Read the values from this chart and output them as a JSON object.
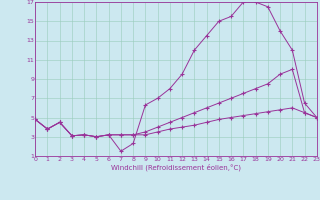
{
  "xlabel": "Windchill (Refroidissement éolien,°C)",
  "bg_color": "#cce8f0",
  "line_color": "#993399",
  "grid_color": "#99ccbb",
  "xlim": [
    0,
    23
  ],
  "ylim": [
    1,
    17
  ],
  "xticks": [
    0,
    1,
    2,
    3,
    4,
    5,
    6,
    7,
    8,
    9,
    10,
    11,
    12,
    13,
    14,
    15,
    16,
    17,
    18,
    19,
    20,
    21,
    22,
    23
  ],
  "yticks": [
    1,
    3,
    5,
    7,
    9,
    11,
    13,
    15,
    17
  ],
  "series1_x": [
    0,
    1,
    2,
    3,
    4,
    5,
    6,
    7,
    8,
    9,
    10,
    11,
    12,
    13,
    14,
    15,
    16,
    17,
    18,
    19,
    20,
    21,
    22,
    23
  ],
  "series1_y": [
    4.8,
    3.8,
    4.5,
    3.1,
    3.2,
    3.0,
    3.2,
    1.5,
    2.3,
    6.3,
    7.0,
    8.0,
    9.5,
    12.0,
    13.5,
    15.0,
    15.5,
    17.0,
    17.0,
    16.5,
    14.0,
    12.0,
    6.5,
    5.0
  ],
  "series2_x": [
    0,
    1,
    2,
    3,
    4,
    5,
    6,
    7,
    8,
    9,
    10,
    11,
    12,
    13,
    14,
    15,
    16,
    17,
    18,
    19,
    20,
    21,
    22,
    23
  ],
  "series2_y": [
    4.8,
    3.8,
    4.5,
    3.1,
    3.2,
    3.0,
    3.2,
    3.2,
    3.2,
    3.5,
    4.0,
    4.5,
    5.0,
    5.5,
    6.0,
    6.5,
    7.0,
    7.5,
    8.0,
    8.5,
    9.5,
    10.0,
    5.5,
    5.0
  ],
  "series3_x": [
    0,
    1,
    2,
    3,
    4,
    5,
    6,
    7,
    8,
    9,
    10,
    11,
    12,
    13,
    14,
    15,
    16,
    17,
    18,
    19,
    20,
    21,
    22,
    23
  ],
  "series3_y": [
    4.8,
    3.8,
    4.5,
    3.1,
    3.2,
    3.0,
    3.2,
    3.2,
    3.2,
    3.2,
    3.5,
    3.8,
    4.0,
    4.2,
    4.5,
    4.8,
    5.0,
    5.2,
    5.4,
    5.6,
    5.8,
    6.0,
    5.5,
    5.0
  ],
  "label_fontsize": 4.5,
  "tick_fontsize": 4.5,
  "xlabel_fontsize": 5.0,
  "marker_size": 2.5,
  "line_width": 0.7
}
○ ○ ○
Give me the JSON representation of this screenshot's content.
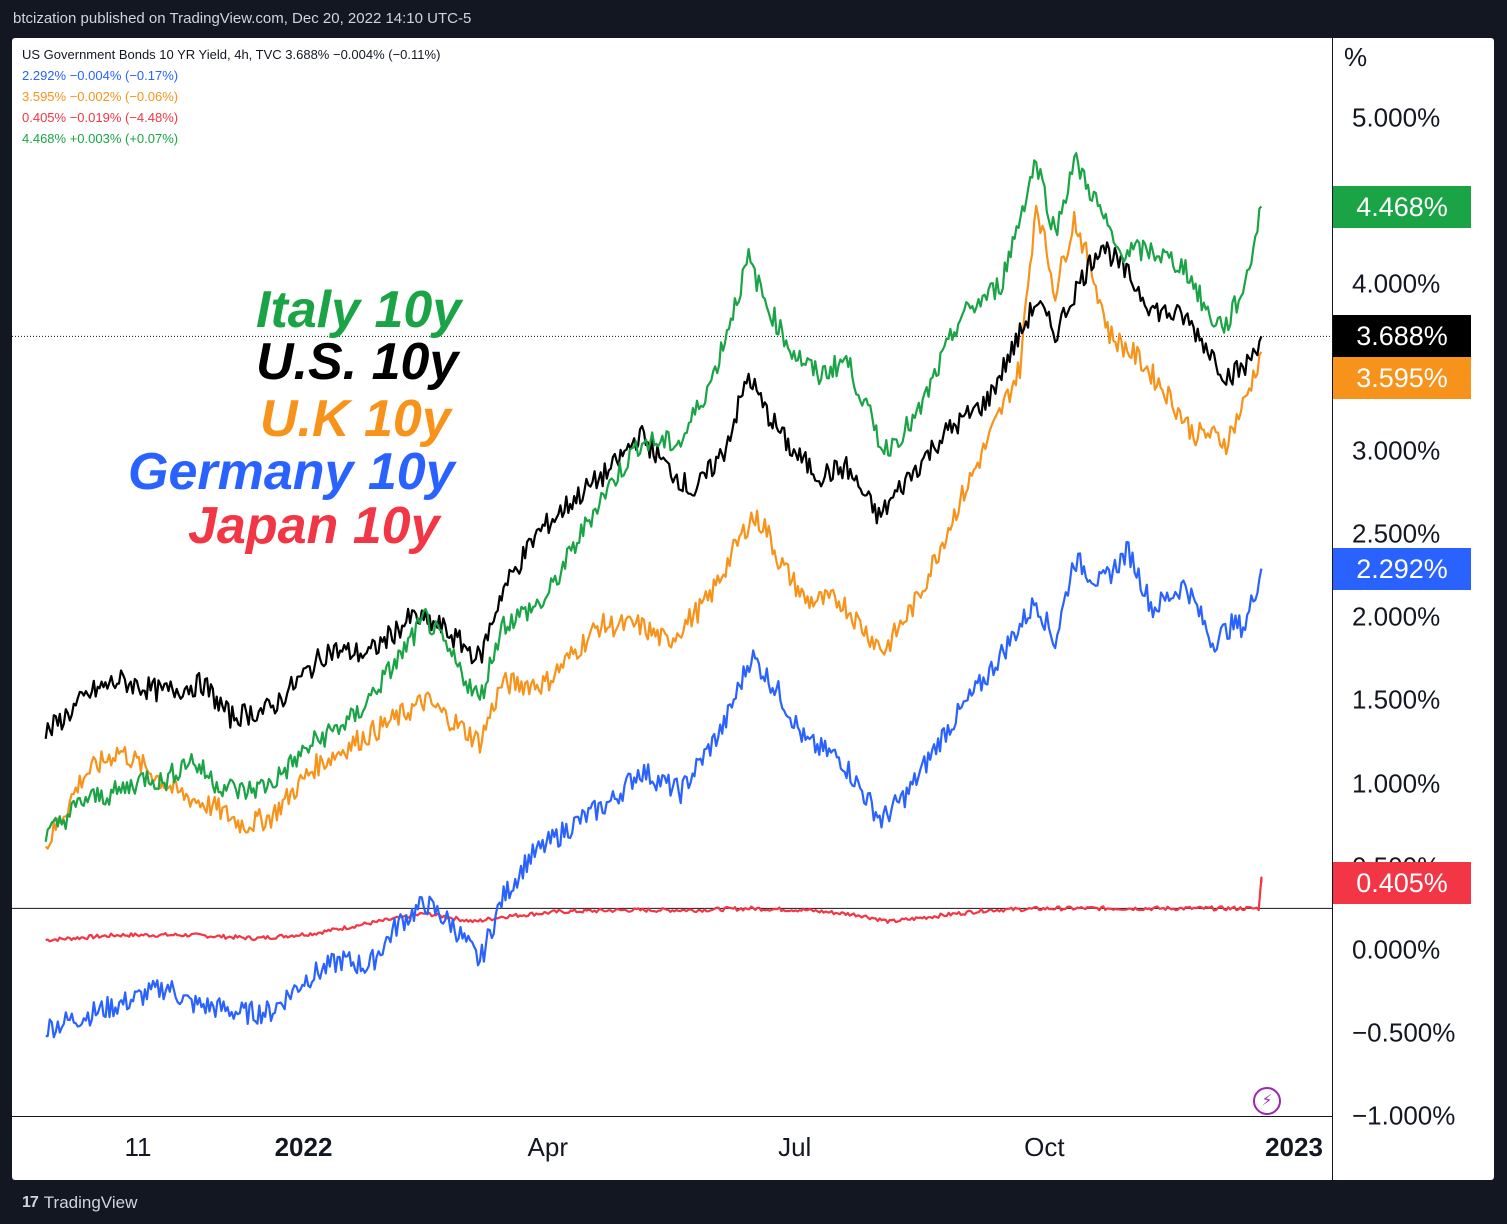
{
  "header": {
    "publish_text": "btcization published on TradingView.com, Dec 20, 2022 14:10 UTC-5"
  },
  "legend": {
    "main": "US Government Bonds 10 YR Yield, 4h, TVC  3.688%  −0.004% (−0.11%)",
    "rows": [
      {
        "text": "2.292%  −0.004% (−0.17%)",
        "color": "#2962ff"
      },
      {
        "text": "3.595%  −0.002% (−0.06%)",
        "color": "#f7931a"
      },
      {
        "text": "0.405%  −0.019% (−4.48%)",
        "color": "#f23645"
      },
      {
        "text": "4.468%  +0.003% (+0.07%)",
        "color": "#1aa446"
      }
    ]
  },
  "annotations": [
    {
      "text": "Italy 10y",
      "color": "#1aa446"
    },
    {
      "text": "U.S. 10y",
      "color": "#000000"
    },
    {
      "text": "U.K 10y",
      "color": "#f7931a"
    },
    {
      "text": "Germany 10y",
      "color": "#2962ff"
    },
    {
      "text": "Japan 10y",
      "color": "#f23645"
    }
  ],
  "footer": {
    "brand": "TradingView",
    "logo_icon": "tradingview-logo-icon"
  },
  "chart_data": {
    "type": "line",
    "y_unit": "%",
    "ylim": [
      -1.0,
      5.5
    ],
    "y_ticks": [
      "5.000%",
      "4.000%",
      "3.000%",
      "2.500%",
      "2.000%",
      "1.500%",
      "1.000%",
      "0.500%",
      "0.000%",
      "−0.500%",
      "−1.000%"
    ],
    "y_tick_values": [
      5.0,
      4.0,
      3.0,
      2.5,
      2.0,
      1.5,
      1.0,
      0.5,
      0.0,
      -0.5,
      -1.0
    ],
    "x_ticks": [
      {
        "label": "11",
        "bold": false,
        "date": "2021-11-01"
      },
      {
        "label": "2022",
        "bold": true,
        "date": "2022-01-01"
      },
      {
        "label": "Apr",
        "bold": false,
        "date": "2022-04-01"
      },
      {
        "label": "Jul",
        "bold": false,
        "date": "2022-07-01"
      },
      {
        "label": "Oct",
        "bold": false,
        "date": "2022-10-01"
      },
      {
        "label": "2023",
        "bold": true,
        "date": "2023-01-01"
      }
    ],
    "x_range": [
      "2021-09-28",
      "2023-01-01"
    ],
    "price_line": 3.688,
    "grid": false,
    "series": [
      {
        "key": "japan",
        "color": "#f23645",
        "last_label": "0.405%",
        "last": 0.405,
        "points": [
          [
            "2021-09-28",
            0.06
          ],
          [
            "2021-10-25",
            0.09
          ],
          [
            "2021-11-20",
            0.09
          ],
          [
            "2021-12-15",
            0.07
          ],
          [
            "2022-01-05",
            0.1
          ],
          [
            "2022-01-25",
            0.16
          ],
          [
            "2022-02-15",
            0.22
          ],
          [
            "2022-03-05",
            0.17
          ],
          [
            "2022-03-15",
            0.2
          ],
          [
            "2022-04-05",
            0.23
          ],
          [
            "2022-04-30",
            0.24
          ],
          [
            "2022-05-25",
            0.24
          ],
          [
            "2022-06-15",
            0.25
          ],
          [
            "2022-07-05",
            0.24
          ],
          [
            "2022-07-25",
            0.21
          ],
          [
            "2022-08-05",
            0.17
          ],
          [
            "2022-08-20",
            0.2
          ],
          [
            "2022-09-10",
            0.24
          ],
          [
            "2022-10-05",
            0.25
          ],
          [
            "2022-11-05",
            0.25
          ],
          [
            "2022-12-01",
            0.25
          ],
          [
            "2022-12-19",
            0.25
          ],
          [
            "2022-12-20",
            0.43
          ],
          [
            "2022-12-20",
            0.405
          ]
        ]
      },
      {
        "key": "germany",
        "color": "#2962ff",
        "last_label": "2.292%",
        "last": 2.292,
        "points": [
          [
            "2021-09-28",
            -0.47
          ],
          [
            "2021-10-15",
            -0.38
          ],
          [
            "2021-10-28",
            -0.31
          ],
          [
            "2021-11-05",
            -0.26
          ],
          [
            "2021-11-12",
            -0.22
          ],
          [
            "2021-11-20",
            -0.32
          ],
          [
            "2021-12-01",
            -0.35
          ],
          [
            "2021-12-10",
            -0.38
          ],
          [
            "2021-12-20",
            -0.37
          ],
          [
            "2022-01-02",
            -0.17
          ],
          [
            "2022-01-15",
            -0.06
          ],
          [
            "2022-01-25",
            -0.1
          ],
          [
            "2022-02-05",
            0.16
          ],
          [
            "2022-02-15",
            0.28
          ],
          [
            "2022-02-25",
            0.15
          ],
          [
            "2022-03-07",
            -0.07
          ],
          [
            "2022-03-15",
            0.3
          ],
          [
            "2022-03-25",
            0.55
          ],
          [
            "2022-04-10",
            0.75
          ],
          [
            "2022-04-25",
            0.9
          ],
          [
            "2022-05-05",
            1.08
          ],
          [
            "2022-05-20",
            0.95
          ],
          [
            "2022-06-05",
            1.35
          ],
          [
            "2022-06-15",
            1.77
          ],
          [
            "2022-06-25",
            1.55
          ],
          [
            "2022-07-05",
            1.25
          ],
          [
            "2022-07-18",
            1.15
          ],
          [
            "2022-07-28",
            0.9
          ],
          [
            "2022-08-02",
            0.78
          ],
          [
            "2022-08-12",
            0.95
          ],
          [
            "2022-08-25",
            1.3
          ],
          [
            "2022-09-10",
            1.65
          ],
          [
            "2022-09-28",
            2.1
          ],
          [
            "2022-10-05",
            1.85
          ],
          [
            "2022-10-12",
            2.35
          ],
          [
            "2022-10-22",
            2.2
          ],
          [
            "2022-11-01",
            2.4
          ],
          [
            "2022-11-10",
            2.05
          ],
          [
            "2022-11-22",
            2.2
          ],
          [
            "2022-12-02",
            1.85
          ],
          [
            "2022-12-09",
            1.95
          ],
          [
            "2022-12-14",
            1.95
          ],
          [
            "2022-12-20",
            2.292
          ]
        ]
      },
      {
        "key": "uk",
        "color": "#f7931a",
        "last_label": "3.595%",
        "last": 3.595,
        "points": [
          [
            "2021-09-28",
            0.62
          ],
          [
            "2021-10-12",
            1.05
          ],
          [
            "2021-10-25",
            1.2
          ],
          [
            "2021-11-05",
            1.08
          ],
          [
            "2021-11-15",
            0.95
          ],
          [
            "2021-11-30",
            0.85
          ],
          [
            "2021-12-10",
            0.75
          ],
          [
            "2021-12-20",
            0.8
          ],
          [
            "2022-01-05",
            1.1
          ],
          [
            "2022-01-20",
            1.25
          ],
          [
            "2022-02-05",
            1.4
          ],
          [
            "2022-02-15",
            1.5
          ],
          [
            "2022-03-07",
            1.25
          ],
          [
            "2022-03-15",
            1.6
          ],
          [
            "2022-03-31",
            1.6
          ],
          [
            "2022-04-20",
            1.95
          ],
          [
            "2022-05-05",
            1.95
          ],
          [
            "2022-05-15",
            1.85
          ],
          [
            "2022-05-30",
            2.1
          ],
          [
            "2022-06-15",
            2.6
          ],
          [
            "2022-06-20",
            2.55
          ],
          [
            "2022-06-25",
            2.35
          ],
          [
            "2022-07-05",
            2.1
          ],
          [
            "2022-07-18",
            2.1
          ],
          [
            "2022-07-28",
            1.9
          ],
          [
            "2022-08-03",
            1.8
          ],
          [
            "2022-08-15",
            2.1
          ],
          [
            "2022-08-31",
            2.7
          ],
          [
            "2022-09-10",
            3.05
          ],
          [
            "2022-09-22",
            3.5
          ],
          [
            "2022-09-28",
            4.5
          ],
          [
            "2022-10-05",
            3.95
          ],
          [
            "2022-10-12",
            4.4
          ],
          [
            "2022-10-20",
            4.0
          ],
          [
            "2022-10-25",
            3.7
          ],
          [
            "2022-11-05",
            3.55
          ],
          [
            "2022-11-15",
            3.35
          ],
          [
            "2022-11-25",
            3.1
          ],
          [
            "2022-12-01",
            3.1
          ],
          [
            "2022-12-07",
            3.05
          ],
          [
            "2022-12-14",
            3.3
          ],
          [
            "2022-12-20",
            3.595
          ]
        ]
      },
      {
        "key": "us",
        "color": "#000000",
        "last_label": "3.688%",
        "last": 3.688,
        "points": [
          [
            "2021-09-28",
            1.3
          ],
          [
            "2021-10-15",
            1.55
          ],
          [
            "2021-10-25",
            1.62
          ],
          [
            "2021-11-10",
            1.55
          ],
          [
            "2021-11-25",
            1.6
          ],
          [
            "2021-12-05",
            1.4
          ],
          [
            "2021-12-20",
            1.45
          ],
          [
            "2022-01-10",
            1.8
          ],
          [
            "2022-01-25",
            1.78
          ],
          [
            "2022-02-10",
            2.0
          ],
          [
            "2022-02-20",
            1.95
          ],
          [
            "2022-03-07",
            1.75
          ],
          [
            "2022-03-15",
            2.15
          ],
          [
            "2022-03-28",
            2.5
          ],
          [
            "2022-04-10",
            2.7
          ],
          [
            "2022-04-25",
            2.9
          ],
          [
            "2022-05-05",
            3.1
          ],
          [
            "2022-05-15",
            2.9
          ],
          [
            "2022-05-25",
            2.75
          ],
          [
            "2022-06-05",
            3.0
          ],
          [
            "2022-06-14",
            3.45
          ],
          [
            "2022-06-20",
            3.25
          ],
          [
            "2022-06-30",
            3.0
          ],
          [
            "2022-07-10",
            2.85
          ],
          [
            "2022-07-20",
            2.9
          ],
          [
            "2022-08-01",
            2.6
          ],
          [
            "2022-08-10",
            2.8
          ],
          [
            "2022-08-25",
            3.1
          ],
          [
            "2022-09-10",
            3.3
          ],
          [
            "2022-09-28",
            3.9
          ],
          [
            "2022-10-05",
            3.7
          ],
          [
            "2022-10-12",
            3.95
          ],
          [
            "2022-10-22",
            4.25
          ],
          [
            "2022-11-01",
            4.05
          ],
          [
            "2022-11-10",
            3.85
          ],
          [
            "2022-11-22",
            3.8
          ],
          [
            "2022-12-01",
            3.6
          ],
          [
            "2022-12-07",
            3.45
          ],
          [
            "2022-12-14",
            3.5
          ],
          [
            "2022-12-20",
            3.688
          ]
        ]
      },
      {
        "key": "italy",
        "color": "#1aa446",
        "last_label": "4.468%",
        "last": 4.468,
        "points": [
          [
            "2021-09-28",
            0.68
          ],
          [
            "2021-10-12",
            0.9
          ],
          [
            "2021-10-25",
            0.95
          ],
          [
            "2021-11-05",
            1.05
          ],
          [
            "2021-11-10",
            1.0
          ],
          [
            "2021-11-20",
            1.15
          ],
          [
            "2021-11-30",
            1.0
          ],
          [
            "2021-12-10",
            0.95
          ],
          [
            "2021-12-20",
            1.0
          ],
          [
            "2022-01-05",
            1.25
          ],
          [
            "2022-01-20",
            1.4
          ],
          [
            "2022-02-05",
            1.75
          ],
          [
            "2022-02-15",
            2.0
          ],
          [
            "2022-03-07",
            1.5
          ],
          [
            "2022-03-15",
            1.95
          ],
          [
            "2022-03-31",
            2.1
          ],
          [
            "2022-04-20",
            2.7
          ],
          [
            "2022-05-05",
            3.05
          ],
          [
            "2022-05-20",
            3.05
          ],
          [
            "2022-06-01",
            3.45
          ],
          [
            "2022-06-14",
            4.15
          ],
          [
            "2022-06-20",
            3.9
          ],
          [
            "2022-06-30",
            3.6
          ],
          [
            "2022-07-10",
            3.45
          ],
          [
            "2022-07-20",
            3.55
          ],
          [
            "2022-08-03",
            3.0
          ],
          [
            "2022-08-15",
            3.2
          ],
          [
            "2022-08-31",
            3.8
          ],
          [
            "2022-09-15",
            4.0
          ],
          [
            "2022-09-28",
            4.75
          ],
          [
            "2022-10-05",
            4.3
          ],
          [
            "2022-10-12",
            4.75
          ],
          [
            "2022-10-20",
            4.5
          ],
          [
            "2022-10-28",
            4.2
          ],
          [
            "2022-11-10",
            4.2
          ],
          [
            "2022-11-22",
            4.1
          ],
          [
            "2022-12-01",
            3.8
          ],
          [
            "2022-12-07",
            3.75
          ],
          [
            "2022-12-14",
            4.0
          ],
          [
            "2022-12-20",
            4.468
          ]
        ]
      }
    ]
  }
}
○ ○ ○
# Job
State how many lines of the data include the word "JSON", with nothing else.

# Correct result
2